• [THE PROBLEM] Reproduce the listing below without changes, except that pictures are left out.

begin

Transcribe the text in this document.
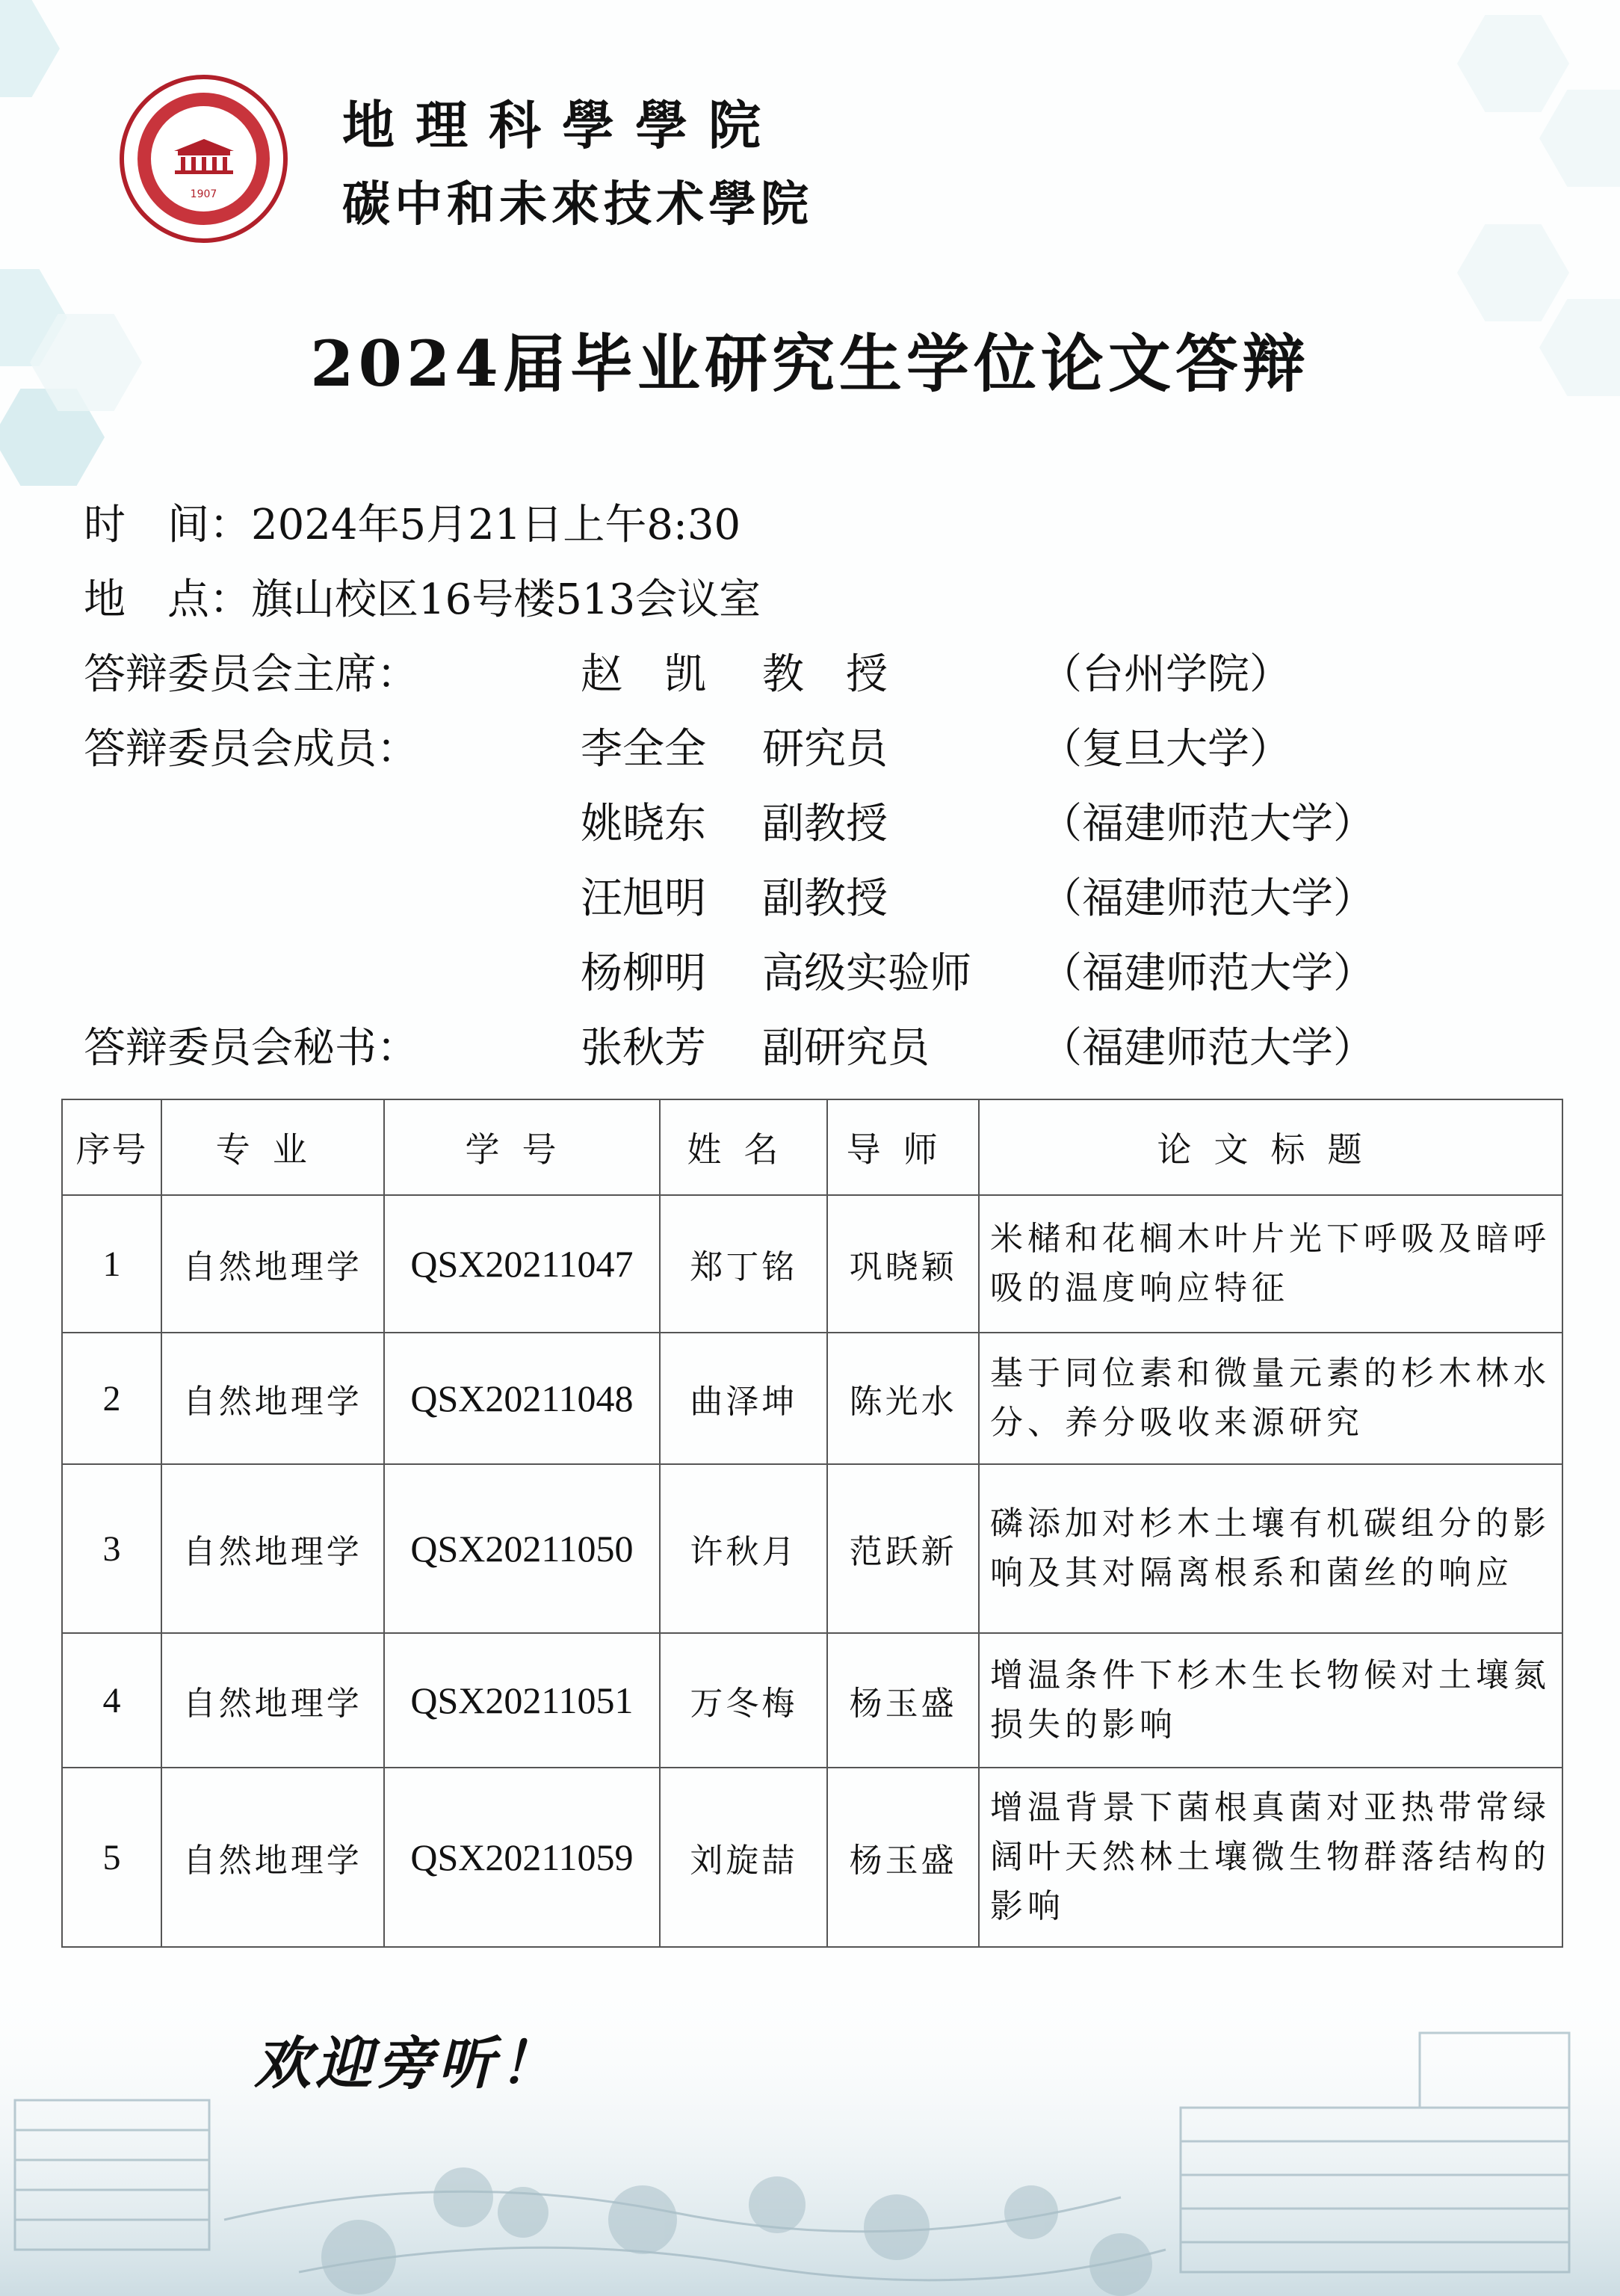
1907
地理科學學院
碳中和未來技术學院
2024届毕业研究生学位论文答辩
时　间：2024年5月21日上午8:30
地　点：旗山校区16号楼513会议室
答辩委员会主席：	赵　凯 教　授	（台州学院）
答辩委员会成员：	李全全 研究员	（复旦大学）
姚晓东 副教授	（福建师范大学）
汪旭明 副教授	（福建师范大学）
杨柳明 高级实验师 （福建师范大学）
答辩委员会秘书：	张秋芳 副研究员	（福建师范大学）
序号	专业	学号	姓名	导师	论文标题
1	自然地理学	QSX20211047	郑丁铭	巩晓颖	米槠和花榈木叶片光下呼吸及暗呼吸的温度响应特征
2	自然地理学	QSX20211048	曲泽坤	陈光水	基于同位素和微量元素的杉木林水分、养分吸收来源研究
3	自然地理学	QSX20211050	许秋月	范跃新	磷添加对杉木土壤有机碳组分的影响及其对隔离根系和菌丝的响应
4	自然地理学	QSX20211051	万冬梅	杨玉盛	增温条件下杉木生长物候对土壤氮损失的影响
5	自然地理学	QSX20211059	刘旋喆	杨玉盛	增温背景下菌根真菌对亚热带常绿阔叶天然林土壤微生物群落结构的影响
欢迎旁听！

end

• [WRITTEN RESPONSE]
Transcribe the text in this document.
1907
地理科學學院
碳中和未來技术學院
2024届毕业研究生学位论文答辩
时　间：2024年5月21日上午8:30
地　点：旗山校区16号楼513会议室
答辩委员会主席：	赵　凯 教　授	（台州学院）
答辩委员会成员：	李全全 研究员	（复旦大学）
姚晓东 副教授	（福建师范大学）
汪旭明 副教授	（福建师范大学）
杨柳明 高级实验师 （福建师范大学）
答辩委员会秘书：	张秋芳 副研究员	（福建师范大学）
序号	专业	学号	姓名	导师	论文标题
1	自然地理学	QSX20211047	郑丁铭	巩晓颖	米槠和花榈木叶片光下呼吸及暗呼吸的温度响应特征
2	自然地理学	QSX20211048	曲泽坤	陈光水	基于同位素和微量元素的杉木林水分、养分吸收来源研究
3	自然地理学	QSX20211050	许秋月	范跃新	磷添加对杉木土壤有机碳组分的影响及其对隔离根系和菌丝的响应
4	自然地理学	QSX20211051	万冬梅	杨玉盛	增温条件下杉木生长物候对土壤氮损失的影响
5	自然地理学	QSX20211059	刘旋喆	杨玉盛	增温背景下菌根真菌对亚热带常绿阔叶天然林土壤微生物群落结构的影响
欢迎旁听！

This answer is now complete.